SHORT PROBLEM =>
Update each listing below by replacing every occurrence of "data-point-marker" with "data-point-dot", leaving all other lines and text unchanged.

(Annotated region listings)
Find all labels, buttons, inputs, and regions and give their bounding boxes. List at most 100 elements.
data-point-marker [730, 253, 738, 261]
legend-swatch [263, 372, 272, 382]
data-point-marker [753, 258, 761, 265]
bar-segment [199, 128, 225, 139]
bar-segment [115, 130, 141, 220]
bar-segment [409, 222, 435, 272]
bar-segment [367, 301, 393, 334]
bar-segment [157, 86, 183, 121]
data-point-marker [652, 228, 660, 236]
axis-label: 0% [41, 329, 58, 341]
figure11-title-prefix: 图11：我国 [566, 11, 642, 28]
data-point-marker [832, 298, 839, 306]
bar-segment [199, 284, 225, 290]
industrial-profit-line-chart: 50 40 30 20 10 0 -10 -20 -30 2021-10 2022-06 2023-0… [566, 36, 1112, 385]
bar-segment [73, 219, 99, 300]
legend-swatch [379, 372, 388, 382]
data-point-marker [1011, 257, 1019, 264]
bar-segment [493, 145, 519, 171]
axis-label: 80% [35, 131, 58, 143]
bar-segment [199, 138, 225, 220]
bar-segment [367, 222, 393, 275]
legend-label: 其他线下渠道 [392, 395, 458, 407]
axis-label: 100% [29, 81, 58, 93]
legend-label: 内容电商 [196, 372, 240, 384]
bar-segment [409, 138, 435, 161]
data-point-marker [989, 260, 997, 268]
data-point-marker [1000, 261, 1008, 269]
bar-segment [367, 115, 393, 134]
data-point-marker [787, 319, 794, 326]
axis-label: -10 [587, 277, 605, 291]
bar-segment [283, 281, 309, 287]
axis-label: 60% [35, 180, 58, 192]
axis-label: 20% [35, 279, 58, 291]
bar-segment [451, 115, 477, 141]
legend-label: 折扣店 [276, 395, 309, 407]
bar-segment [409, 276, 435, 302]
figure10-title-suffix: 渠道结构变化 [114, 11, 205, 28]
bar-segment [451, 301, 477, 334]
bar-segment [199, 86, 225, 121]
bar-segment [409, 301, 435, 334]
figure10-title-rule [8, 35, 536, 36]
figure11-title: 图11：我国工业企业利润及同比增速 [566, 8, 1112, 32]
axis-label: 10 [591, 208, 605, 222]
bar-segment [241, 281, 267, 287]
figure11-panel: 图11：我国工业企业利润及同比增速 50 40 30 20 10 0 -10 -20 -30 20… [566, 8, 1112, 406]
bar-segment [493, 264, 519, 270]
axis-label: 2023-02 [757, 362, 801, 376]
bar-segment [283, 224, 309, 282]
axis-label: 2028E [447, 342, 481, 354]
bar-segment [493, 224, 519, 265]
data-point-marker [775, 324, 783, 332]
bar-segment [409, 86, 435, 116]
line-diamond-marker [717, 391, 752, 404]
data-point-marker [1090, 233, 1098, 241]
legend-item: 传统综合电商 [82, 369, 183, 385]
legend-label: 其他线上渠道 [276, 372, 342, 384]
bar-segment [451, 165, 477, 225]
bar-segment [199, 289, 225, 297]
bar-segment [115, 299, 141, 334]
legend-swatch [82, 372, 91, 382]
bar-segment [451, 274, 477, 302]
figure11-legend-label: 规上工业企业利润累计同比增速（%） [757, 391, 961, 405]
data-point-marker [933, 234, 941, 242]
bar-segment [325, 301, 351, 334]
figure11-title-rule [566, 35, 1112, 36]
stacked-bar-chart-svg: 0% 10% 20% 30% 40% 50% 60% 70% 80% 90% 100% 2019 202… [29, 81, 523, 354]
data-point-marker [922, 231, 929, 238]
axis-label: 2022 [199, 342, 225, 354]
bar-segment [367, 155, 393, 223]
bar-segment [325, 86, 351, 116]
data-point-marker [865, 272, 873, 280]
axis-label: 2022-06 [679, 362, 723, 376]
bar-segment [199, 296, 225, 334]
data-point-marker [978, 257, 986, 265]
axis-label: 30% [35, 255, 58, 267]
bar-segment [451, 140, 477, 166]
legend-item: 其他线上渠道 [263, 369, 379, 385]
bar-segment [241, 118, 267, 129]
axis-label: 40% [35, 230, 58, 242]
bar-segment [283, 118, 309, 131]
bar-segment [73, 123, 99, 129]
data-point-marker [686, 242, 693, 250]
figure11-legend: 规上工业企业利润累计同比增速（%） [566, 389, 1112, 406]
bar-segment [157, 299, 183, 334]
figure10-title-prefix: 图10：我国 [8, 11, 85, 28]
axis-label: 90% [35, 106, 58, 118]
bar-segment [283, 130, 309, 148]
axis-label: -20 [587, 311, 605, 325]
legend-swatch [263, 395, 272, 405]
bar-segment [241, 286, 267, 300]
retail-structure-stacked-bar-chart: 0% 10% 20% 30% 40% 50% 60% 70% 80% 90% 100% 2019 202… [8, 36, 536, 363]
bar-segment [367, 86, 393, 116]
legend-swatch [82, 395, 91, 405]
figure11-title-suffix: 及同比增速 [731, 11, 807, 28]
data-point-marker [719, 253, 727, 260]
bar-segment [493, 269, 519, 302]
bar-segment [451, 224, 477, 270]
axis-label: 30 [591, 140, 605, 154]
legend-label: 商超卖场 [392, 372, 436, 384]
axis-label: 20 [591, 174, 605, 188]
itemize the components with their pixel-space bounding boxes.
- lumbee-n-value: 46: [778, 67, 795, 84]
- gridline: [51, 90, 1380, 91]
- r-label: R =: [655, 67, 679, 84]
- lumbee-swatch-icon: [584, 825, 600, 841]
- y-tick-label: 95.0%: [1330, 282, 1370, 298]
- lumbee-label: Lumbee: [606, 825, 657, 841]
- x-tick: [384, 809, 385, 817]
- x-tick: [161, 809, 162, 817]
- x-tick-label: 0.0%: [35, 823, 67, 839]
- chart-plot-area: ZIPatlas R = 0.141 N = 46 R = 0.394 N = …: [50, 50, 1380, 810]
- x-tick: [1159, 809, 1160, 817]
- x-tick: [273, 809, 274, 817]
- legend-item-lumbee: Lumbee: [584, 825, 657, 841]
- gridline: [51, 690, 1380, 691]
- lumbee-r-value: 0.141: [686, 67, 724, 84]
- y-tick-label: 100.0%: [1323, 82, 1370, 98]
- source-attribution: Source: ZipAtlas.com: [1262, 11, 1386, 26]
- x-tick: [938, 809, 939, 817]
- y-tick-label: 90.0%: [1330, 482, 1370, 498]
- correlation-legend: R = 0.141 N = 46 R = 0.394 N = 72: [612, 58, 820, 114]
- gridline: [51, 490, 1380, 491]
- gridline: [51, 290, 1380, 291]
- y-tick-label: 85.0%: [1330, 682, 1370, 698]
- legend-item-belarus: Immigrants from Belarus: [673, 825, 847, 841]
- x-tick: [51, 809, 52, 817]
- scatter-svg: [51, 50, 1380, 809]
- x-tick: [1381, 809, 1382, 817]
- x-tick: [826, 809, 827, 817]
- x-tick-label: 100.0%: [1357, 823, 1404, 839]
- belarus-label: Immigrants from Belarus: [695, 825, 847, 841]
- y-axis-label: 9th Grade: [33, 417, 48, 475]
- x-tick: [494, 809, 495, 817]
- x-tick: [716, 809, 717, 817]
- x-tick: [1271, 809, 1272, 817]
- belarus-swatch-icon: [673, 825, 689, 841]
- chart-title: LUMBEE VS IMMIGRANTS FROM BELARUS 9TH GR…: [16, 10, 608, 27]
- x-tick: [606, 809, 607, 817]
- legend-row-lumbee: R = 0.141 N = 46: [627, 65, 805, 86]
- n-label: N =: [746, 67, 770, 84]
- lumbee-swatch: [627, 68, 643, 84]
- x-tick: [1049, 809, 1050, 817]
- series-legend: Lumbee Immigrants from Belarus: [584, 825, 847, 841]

RIGHT ANSWER =>
Find all labels, buttons, inputs, and regions and give their bounding boxes. List at most 100 elements.
data-point-dot [730, 253, 738, 261]
legend-swatch [263, 372, 272, 382]
data-point-dot [753, 258, 761, 265]
bar-segment [199, 128, 225, 139]
bar-segment [115, 130, 141, 220]
bar-segment [409, 222, 435, 272]
bar-segment [367, 301, 393, 334]
bar-segment [157, 86, 183, 121]
data-point-dot [652, 228, 660, 236]
axis-label: 0% [41, 329, 58, 341]
figure11-title-prefix: 图11：我国 [566, 11, 642, 28]
data-point-dot [832, 298, 839, 306]
bar-segment [199, 284, 225, 290]
industrial-profit-line-chart: 50 40 30 20 10 0 -10 -20 -30 2021-10 2022-06 2023-0… [566, 36, 1112, 385]
bar-segment [73, 219, 99, 300]
legend-swatch [379, 372, 388, 382]
data-point-dot [1011, 257, 1019, 264]
bar-segment [493, 145, 519, 171]
axis-label: 80% [35, 131, 58, 143]
bar-segment [199, 138, 225, 220]
bar-segment [367, 222, 393, 275]
legend-label: 其他线下渠道 [392, 395, 458, 407]
axis-label: 100% [29, 81, 58, 93]
legend-label: 内容电商 [196, 372, 240, 384]
bar-segment [409, 138, 435, 161]
data-point-dot [989, 260, 997, 268]
data-point-dot [1000, 261, 1008, 269]
bar-segment [367, 115, 393, 134]
data-point-dot [787, 319, 794, 326]
axis-label: -10 [587, 277, 605, 291]
bar-segment [283, 281, 309, 287]
axis-label: 60% [35, 180, 58, 192]
axis-label: 20% [35, 279, 58, 291]
bar-segment [451, 115, 477, 141]
legend-label: 折扣店 [276, 395, 309, 407]
bar-segment [409, 276, 435, 302]
figure10-title-suffix: 渠道结构变化 [114, 11, 205, 28]
bar-segment [451, 301, 477, 334]
bar-segment [199, 86, 225, 121]
bar-segment [409, 301, 435, 334]
figure10-title-rule [8, 35, 536, 36]
figure11-title: 图11：我国工业企业利润及同比增速 [566, 8, 1112, 32]
axis-label: 10 [591, 208, 605, 222]
bar-segment [241, 281, 267, 287]
figure11-panel: 图11：我国工业企业利润及同比增速 50 40 30 20 10 0 -10 -20 -30 20… [566, 8, 1112, 406]
bar-segment [493, 264, 519, 270]
axis-label: 2023-02 [757, 362, 801, 376]
bar-segment [283, 224, 309, 282]
axis-label: 2028E [447, 342, 481, 354]
bar-segment [493, 224, 519, 265]
data-point-dot [775, 324, 783, 332]
bar-segment [409, 86, 435, 116]
line-diamond-marker [717, 391, 752, 404]
data-point-dot [1090, 233, 1098, 241]
legend-item: 传统综合电商 [82, 369, 183, 385]
legend-label: 其他线上渠道 [276, 372, 342, 384]
bar-segment [451, 165, 477, 225]
bar-segment [199, 289, 225, 297]
bar-segment [115, 299, 141, 334]
legend-swatch [82, 372, 91, 382]
bar-segment [451, 274, 477, 302]
figure11-legend-label: 规上工业企业利润累计同比增速（%） [757, 391, 961, 405]
data-point-dot [933, 234, 941, 242]
bar-segment [325, 301, 351, 334]
figure11-title-rule [566, 35, 1112, 36]
stacked-bar-chart-svg: 0% 10% 20% 30% 40% 50% 60% 70% 80% 90% 100% 2019 202… [29, 81, 523, 354]
data-point-dot [922, 231, 929, 238]
axis-label: 2022 [199, 342, 225, 354]
bar-segment [367, 155, 393, 223]
bar-segment [325, 86, 351, 116]
data-point-dot [865, 272, 873, 280]
axis-label: 2022-06 [679, 362, 723, 376]
bar-segment [199, 296, 225, 334]
data-point-dot [978, 257, 986, 265]
axis-label: 30% [35, 255, 58, 267]
bar-segment [451, 140, 477, 166]
legend-item: 其他线上渠道 [263, 369, 379, 385]
bar-segment [241, 118, 267, 129]
axis-label: 40% [35, 230, 58, 242]
bar-segment [283, 118, 309, 131]
bar-segment [73, 123, 99, 129]
data-point-dot [686, 242, 693, 250]
figure11-legend: 规上工业企业利润累计同比增速（%） [566, 389, 1112, 406]
bar-segment [157, 299, 183, 334]
figure10-title-prefix: 图10：我国 [8, 11, 85, 28]
axis-label: 90% [35, 106, 58, 118]
bar-segment [283, 130, 309, 148]
axis-label: -20 [587, 311, 605, 325]
legend-swatch [263, 395, 272, 405]
bar-segment [241, 286, 267, 300]
retail-structure-stacked-bar-chart: 0% 10% 20% 30% 40% 50% 60% 70% 80% 90% 100% 2019 202… [8, 36, 536, 363]
bar-segment [367, 86, 393, 116]
legend-swatch [82, 395, 91, 405]
figure11-title-suffix: 及同比增速 [731, 11, 807, 28]
data-point-dot [719, 253, 727, 260]
bar-segment [493, 269, 519, 302]
bar-segment [451, 224, 477, 270]
axis-label: 30 [591, 140, 605, 154]
legend-label: 商超卖场 [392, 372, 436, 384]
axis-label: 20 [591, 174, 605, 188]
itemize the components with their pixel-space bounding boxes.
- lumbee-n-value: 46: [778, 67, 795, 84]
- gridline: [51, 90, 1380, 91]
- r-label: R =: [655, 67, 679, 84]
- lumbee-swatch-icon: [584, 825, 600, 841]
- y-tick-label: 95.0%: [1330, 282, 1370, 298]
- lumbee-label: Lumbee: [606, 825, 657, 841]
- x-tick: [384, 809, 385, 817]
- x-tick: [161, 809, 162, 817]
- x-tick-label: 0.0%: [35, 823, 67, 839]
- chart-plot-area: ZIPatlas R = 0.141 N = 46 R = 0.394 N = …: [50, 50, 1380, 810]
- x-tick: [1159, 809, 1160, 817]
- x-tick: [273, 809, 274, 817]
- legend-item-lumbee: Lumbee: [584, 825, 657, 841]
- gridline: [51, 690, 1380, 691]
- lumbee-r-value: 0.141: [686, 67, 724, 84]
- y-tick-label: 100.0%: [1323, 82, 1370, 98]
- source-attribution: Source: ZipAtlas.com: [1262, 11, 1386, 26]
- x-tick: [938, 809, 939, 817]
- y-tick-label: 90.0%: [1330, 482, 1370, 498]
- correlation-legend: R = 0.141 N = 46 R = 0.394 N = 72: [612, 58, 820, 114]
- gridline: [51, 490, 1380, 491]
- gridline: [51, 290, 1380, 291]
- y-tick-label: 85.0%: [1330, 682, 1370, 698]
- legend-item-belarus: Immigrants from Belarus: [673, 825, 847, 841]
- x-tick: [51, 809, 52, 817]
- scatter-svg: [51, 50, 1380, 809]
- x-tick: [1381, 809, 1382, 817]
- x-tick: [826, 809, 827, 817]
- x-tick-label: 100.0%: [1357, 823, 1404, 839]
- belarus-label: Immigrants from Belarus: [695, 825, 847, 841]
- y-axis-label: 9th Grade: [33, 417, 48, 475]
- x-tick: [494, 809, 495, 817]
- x-tick: [716, 809, 717, 817]
- x-tick: [1271, 809, 1272, 817]
- belarus-swatch-icon: [673, 825, 689, 841]
- chart-title: LUMBEE VS IMMIGRANTS FROM BELARUS 9TH GR…: [16, 10, 608, 27]
- x-tick: [606, 809, 607, 817]
- legend-row-lumbee: R = 0.141 N = 46: [627, 65, 805, 86]
- n-label: N =: [746, 67, 770, 84]
- lumbee-swatch: [627, 68, 643, 84]
- x-tick: [1049, 809, 1050, 817]
- series-legend: Lumbee Immigrants from Belarus: [584, 825, 847, 841]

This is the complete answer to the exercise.